(Collected data entries)
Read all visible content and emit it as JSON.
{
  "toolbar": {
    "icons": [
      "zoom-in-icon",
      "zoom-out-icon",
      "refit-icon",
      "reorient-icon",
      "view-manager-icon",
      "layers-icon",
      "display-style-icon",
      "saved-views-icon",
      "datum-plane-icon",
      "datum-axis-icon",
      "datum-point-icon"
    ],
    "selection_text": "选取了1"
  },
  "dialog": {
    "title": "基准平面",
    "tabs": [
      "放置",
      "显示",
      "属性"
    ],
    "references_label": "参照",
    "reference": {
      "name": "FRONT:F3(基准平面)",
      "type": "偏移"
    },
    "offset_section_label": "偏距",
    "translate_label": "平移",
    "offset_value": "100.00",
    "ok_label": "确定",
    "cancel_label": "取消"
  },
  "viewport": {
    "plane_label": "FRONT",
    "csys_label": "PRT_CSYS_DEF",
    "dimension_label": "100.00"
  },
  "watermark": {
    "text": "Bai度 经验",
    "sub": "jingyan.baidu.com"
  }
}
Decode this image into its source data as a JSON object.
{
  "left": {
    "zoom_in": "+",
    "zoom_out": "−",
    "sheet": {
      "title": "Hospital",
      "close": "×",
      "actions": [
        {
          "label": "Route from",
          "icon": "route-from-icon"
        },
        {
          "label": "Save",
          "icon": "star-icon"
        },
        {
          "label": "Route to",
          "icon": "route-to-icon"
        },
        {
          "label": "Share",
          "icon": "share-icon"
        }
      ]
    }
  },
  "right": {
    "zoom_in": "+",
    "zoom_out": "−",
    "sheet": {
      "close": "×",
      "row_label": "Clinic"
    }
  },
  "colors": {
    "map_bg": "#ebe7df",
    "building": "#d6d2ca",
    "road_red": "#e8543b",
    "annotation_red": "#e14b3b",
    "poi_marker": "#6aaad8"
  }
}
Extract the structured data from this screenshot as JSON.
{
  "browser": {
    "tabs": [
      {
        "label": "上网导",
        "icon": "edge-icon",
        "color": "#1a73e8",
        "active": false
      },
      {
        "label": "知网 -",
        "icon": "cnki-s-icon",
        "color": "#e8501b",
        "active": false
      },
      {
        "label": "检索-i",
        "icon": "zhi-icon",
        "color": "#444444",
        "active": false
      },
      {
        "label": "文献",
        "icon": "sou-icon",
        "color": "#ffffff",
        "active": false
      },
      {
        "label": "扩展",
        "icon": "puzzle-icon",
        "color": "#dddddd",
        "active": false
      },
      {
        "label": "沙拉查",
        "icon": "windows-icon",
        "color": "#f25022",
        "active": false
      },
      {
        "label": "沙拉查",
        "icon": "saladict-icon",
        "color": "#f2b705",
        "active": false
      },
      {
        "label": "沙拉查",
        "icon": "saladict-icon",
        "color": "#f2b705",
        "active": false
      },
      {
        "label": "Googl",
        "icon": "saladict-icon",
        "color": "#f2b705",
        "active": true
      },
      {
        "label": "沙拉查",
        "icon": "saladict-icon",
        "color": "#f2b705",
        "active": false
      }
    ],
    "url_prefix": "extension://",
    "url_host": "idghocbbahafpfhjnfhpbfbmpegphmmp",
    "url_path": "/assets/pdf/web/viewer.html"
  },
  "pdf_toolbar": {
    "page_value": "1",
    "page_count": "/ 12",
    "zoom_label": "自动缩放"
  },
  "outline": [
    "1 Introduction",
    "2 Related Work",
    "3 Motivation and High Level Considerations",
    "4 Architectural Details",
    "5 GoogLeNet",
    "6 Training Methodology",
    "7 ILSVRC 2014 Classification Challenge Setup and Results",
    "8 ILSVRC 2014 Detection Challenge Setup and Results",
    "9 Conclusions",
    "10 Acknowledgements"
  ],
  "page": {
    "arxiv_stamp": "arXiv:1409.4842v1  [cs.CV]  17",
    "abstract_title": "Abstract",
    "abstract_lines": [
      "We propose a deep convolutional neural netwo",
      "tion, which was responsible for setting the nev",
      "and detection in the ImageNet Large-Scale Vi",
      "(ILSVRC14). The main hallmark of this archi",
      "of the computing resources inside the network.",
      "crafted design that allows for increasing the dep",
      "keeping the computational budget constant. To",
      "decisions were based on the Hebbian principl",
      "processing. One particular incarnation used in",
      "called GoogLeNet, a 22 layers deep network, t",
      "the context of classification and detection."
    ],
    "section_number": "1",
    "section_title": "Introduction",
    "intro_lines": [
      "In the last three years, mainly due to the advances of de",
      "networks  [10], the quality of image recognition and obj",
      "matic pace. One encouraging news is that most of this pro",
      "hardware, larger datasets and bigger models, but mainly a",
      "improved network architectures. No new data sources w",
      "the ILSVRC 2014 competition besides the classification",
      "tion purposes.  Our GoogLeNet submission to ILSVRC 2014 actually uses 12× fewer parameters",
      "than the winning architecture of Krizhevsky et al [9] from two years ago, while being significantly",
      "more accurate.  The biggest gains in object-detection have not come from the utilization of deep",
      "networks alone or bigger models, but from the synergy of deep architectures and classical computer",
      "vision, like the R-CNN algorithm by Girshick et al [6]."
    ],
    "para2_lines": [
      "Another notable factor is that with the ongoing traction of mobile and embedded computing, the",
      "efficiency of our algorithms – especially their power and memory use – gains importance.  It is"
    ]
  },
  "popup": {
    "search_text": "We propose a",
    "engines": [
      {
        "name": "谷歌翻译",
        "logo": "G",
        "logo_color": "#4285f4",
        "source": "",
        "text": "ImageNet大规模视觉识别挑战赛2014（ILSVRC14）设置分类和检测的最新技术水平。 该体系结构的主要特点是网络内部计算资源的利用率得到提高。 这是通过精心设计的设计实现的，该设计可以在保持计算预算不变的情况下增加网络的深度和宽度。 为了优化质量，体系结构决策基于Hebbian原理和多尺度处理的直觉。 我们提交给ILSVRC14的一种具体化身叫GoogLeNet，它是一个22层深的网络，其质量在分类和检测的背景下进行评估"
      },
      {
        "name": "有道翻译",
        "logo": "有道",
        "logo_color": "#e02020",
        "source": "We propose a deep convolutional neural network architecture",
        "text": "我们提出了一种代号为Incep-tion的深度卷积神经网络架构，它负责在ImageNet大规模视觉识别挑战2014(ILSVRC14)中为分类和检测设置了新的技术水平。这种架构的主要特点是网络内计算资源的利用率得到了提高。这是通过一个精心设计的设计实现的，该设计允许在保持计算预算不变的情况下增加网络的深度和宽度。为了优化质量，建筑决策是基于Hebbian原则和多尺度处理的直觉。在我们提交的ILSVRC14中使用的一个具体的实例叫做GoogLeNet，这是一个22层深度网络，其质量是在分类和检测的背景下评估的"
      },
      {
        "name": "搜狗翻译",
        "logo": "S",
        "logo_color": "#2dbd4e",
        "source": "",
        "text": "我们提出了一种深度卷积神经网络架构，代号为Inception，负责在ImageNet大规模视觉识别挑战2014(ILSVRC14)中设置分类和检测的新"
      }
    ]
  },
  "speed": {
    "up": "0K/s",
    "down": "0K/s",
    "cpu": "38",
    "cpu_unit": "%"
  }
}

## TASK OBJECTIVE
Can you restate every record above word for word?

## FINISHED EXERCISE
Read all visible content and emit it as JSON.
{
  "toolbar": {
    "icons": [
      "zoom-in-icon",
      "zoom-out-icon",
      "refit-icon",
      "reorient-icon",
      "view-manager-icon",
      "layers-icon",
      "display-style-icon",
      "saved-views-icon",
      "datum-plane-icon",
      "datum-axis-icon",
      "datum-point-icon"
    ],
    "selection_text": "选取了1"
  },
  "dialog": {
    "title": "基准平面",
    "tabs": [
      "放置",
      "显示",
      "属性"
    ],
    "references_label": "参照",
    "reference": {
      "name": "FRONT:F3(基准平面)",
      "type": "偏移"
    },
    "offset_section_label": "偏距",
    "translate_label": "平移",
    "offset_value": "100.00",
    "ok_label": "确定",
    "cancel_label": "取消"
  },
  "viewport": {
    "plane_label": "FRONT",
    "csys_label": "PRT_CSYS_DEF",
    "dimension_label": "100.00"
  },
  "watermark": {
    "text": "Bai度 经验",
    "sub": "jingyan.baidu.com"
  }
}
Decode this image into its source data as a JSON object.
{
  "left": {
    "zoom_in": "+",
    "zoom_out": "−",
    "sheet": {
      "title": "Hospital",
      "close": "×",
      "actions": [
        {
          "label": "Route from",
          "icon": "route-from-icon"
        },
        {
          "label": "Save",
          "icon": "star-icon"
        },
        {
          "label": "Route to",
          "icon": "route-to-icon"
        },
        {
          "label": "Share",
          "icon": "share-icon"
        }
      ]
    }
  },
  "right": {
    "zoom_in": "+",
    "zoom_out": "−",
    "sheet": {
      "close": "×",
      "row_label": "Clinic"
    }
  },
  "colors": {
    "map_bg": "#ebe7df",
    "building": "#d6d2ca",
    "road_red": "#e8543b",
    "annotation_red": "#e14b3b",
    "poi_marker": "#6aaad8"
  }
}
Extract the structured data from this screenshot as JSON.
{
  "browser": {
    "tabs": [
      {
        "label": "上网导",
        "icon": "edge-icon",
        "color": "#1a73e8",
        "active": false
      },
      {
        "label": "知网 -",
        "icon": "cnki-s-icon",
        "color": "#e8501b",
        "active": false
      },
      {
        "label": "检索-i",
        "icon": "zhi-icon",
        "color": "#444444",
        "active": false
      },
      {
        "label": "文献",
        "icon": "sou-icon",
        "color": "#ffffff",
        "active": false
      },
      {
        "label": "扩展",
        "icon": "puzzle-icon",
        "color": "#dddddd",
        "active": false
      },
      {
        "label": "沙拉查",
        "icon": "windows-icon",
        "color": "#f25022",
        "active": false
      },
      {
        "label": "沙拉查",
        "icon": "saladict-icon",
        "color": "#f2b705",
        "active": false
      },
      {
        "label": "沙拉查",
        "icon": "saladict-icon",
        "color": "#f2b705",
        "active": false
      },
      {
        "label": "Googl",
        "icon": "saladict-icon",
        "color": "#f2b705",
        "active": true
      },
      {
        "label": "沙拉查",
        "icon": "saladict-icon",
        "color": "#f2b705",
        "active": false
      }
    ],
    "url_prefix": "extension://",
    "url_host": "idghocbbahafpfhjnfhpbfbmpegphmmp",
    "url_path": "/assets/pdf/web/viewer.html"
  },
  "pdf_toolbar": {
    "page_value": "1",
    "page_count": "/ 12",
    "zoom_label": "自动缩放"
  },
  "outline": [
    "1 Introduction",
    "2 Related Work",
    "3 Motivation and High Level Considerations",
    "4 Architectural Details",
    "5 GoogLeNet",
    "6 Training Methodology",
    "7 ILSVRC 2014 Classification Challenge Setup and Results",
    "8 ILSVRC 2014 Detection Challenge Setup and Results",
    "9 Conclusions",
    "10 Acknowledgements"
  ],
  "page": {
    "arxiv_stamp": "arXiv:1409.4842v1  [cs.CV]  17",
    "abstract_title": "Abstract",
    "abstract_lines": [
      "We propose a deep convolutional neural netwo",
      "tion, which was responsible for setting the nev",
      "and detection in the ImageNet Large-Scale Vi",
      "(ILSVRC14). The main hallmark of this archi",
      "of the computing resources inside the network.",
      "crafted design that allows for increasing the dep",
      "keeping the computational budget constant. To",
      "decisions were based on the Hebbian principl",
      "processing. One particular incarnation used in",
      "called GoogLeNet, a 22 layers deep network, t",
      "the context of classification and detection."
    ],
    "section_number": "1",
    "section_title": "Introduction",
    "intro_lines": [
      "In the last three years, mainly due to the advances of de",
      "networks  [10], the quality of image recognition and obj",
      "matic pace. One encouraging news is that most of this pro",
      "hardware, larger datasets and bigger models, but mainly a",
      "improved network architectures. No new data sources w",
      "the ILSVRC 2014 competition besides the classification",
      "tion purposes.  Our GoogLeNet submission to ILSVRC 2014 actually uses 12× fewer parameters",
      "than the winning architecture of Krizhevsky et al [9] from two years ago, while being significantly",
      "more accurate.  The biggest gains in object-detection have not come from the utilization of deep",
      "networks alone or bigger models, but from the synergy of deep architectures and classical computer",
      "vision, like the R-CNN algorithm by Girshick et al [6]."
    ],
    "para2_lines": [
      "Another notable factor is that with the ongoing traction of mobile and embedded computing, the",
      "efficiency of our algorithms – especially their power and memory use – gains importance.  It is"
    ]
  },
  "popup": {
    "search_text": "We propose a",
    "engines": [
      {
        "name": "谷歌翻译",
        "logo": "G",
        "logo_color": "#4285f4",
        "source": "",
        "text": "ImageNet大规模视觉识别挑战赛2014（ILSVRC14）设置分类和检测的最新技术水平。 该体系结构的主要特点是网络内部计算资源的利用率得到提高。 这是通过精心设计的设计实现的，该设计可以在保持计算预算不变的情况下增加网络的深度和宽度。 为了优化质量，体系结构决策基于Hebbian原理和多尺度处理的直觉。 我们提交给ILSVRC14的一种具体化身叫GoogLeNet，它是一个22层深的网络，其质量在分类和检测的背景下进行评估"
      },
      {
        "name": "有道翻译",
        "logo": "有道",
        "logo_color": "#e02020",
        "source": "We propose a deep convolutional neural network architecture",
        "text": "我们提出了一种代号为Incep-tion的深度卷积神经网络架构，它负责在ImageNet大规模视觉识别挑战2014(ILSVRC14)中为分类和检测设置了新的技术水平。这种架构的主要特点是网络内计算资源的利用率得到了提高。这是通过一个精心设计的设计实现的，该设计允许在保持计算预算不变的情况下增加网络的深度和宽度。为了优化质量，建筑决策是基于Hebbian原则和多尺度处理的直觉。在我们提交的ILSVRC14中使用的一个具体的实例叫做GoogLeNet，这是一个22层深度网络，其质量是在分类和检测的背景下评估的"
      },
      {
        "name": "搜狗翻译",
        "logo": "S",
        "logo_color": "#2dbd4e",
        "source": "",
        "text": "我们提出了一种深度卷积神经网络架构，代号为Inception，负责在ImageNet大规模视觉识别挑战2014(ILSVRC14)中设置分类和检测的新"
      }
    ]
  },
  "speed": {
    "up": "0K/s",
    "down": "0K/s",
    "cpu": "38",
    "cpu_unit": "%"
  }
}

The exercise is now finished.